Copy out exactly the lines from the one containing "Convert this screenshot" through the end of the records, and no pictures.

— Start of Stored data —

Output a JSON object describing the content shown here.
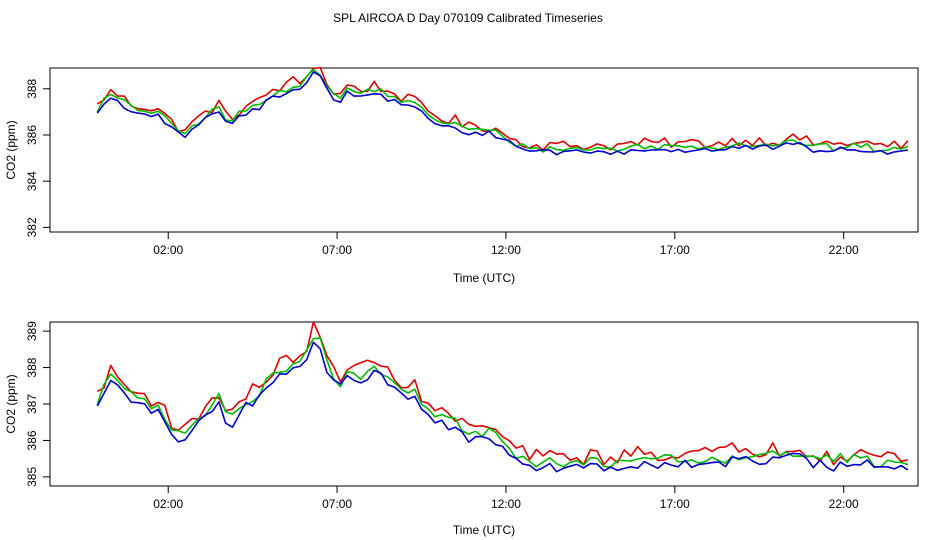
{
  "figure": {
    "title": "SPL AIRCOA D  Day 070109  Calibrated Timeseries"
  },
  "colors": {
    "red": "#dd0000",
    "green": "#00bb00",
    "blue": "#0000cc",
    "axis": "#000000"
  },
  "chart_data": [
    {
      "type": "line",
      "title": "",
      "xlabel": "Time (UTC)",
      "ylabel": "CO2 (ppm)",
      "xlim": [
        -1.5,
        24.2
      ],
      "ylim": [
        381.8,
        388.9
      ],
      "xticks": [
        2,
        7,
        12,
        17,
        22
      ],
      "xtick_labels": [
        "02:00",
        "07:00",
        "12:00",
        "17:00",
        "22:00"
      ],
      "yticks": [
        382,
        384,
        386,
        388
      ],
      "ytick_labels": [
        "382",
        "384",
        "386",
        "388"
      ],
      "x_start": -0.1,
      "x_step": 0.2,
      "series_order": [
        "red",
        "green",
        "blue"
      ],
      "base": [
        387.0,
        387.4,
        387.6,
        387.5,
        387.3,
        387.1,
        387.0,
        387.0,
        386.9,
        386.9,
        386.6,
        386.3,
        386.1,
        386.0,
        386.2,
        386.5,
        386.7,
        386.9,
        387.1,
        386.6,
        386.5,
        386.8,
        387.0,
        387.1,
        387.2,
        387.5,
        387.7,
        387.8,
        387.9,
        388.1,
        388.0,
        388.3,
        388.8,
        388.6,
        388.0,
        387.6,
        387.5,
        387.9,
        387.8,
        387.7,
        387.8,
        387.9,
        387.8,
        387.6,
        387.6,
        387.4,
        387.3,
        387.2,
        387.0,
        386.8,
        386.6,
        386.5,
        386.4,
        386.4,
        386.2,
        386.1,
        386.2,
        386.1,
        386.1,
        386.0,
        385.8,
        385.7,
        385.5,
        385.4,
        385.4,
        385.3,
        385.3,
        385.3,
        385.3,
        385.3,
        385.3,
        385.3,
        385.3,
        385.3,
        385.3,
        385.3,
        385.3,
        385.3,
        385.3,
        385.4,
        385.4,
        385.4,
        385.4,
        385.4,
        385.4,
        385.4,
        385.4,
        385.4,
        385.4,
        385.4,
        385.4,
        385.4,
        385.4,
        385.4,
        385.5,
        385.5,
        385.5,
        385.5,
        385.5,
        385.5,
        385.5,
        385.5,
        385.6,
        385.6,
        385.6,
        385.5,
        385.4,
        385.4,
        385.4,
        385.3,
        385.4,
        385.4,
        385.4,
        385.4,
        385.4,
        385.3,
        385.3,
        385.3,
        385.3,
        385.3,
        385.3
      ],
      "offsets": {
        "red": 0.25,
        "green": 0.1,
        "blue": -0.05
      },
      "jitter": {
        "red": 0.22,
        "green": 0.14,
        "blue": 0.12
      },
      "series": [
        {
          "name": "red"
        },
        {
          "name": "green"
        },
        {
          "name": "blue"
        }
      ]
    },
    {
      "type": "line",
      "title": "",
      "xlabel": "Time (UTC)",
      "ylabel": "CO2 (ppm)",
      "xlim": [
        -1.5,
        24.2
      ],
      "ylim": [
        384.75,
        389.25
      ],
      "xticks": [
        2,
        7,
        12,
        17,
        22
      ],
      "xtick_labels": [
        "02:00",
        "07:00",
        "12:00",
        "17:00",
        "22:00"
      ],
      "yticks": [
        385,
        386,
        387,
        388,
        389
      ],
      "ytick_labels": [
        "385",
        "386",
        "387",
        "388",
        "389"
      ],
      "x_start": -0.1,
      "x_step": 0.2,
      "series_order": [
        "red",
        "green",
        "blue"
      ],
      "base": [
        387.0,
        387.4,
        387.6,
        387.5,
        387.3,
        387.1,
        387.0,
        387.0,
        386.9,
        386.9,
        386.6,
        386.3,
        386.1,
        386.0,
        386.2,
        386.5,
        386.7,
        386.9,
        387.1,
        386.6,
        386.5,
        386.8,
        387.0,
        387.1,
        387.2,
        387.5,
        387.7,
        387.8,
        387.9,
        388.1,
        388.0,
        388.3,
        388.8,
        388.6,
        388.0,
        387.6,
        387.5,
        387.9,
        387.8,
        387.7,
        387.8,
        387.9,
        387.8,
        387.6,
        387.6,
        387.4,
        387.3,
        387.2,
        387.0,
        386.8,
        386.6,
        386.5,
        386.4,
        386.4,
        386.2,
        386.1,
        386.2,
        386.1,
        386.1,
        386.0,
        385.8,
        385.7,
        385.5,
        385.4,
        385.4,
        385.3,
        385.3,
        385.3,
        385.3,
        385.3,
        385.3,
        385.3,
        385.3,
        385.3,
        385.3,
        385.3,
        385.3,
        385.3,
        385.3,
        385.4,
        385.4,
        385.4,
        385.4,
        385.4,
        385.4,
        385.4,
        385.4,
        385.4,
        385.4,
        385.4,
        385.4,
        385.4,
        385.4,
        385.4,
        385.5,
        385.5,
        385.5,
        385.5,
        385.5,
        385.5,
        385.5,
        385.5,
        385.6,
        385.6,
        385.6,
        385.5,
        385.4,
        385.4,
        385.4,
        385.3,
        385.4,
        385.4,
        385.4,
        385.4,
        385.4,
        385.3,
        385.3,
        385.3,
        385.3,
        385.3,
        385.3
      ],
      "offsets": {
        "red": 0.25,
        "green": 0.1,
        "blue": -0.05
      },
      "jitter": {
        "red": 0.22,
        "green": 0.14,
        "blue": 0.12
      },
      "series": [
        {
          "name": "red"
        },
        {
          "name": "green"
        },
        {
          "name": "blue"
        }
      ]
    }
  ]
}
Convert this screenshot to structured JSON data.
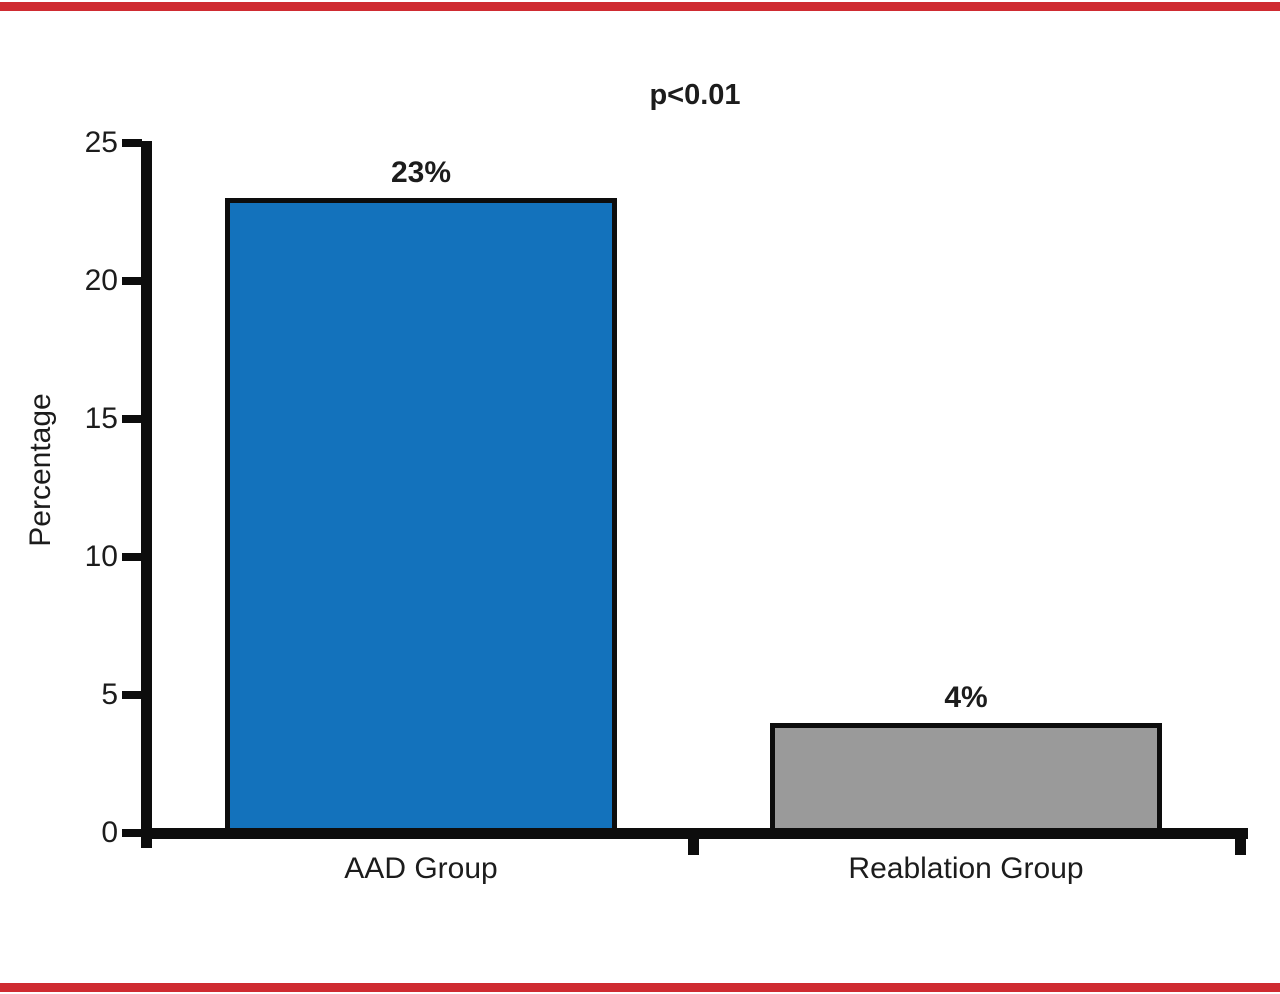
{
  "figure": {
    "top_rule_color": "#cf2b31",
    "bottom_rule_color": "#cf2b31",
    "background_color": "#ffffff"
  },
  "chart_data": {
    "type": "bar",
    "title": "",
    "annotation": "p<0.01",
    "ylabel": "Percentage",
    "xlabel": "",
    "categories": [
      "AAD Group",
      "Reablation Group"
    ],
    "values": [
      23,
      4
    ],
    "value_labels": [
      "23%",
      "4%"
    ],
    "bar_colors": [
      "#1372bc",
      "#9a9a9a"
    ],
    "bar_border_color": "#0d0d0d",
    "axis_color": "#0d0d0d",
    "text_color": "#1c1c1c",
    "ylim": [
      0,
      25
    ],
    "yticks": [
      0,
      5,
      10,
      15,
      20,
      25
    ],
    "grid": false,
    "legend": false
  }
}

— End of Stored data —

▸ Exercise solution:
Convert this screenshot to structured JSON data.
{
  "figure": {
    "top_rule_color": "#cf2b31",
    "bottom_rule_color": "#cf2b31",
    "background_color": "#ffffff"
  },
  "chart_data": {
    "type": "bar",
    "title": "",
    "annotation": "p<0.01",
    "ylabel": "Percentage",
    "xlabel": "",
    "categories": [
      "AAD Group",
      "Reablation Group"
    ],
    "values": [
      23,
      4
    ],
    "value_labels": [
      "23%",
      "4%"
    ],
    "bar_colors": [
      "#1372bc",
      "#9a9a9a"
    ],
    "bar_border_color": "#0d0d0d",
    "axis_color": "#0d0d0d",
    "text_color": "#1c1c1c",
    "ylim": [
      0,
      25
    ],
    "yticks": [
      0,
      5,
      10,
      15,
      20,
      25
    ],
    "grid": false,
    "legend": false
  }
}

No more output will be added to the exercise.